A single number is the required answer: the count of lines in the listing below that hold the string "november".

## [Records for the exercise]
——————————

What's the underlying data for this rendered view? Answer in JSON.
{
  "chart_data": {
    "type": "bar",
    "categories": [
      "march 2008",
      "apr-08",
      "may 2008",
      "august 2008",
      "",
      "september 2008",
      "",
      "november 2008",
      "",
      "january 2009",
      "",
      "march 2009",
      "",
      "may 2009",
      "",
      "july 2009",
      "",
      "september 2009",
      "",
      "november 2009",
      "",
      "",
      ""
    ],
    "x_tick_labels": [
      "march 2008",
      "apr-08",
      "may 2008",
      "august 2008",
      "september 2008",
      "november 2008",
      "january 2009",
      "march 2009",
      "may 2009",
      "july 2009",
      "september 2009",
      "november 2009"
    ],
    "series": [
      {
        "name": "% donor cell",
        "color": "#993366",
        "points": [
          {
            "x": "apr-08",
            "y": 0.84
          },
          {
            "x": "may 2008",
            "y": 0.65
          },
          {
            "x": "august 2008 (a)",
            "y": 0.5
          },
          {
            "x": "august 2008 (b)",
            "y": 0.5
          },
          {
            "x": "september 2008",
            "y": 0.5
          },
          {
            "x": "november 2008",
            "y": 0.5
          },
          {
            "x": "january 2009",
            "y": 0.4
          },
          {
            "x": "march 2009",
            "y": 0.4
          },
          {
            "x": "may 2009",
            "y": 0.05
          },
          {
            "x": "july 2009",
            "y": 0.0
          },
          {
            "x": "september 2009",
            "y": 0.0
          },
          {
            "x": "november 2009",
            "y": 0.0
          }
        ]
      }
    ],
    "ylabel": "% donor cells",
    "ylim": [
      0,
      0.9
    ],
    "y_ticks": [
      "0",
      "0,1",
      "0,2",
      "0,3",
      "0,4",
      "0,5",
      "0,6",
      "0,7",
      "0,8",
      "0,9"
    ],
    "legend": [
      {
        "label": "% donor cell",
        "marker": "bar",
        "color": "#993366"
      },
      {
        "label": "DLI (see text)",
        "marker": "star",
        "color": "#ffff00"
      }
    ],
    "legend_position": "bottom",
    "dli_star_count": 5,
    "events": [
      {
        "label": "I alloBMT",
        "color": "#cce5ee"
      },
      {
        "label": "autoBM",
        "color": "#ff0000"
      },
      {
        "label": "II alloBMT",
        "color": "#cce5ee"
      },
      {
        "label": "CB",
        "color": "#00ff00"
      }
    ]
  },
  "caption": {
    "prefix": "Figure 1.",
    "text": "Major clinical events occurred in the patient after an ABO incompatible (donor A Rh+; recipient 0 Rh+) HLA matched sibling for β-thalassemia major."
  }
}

——————————

## [Solved problem]
6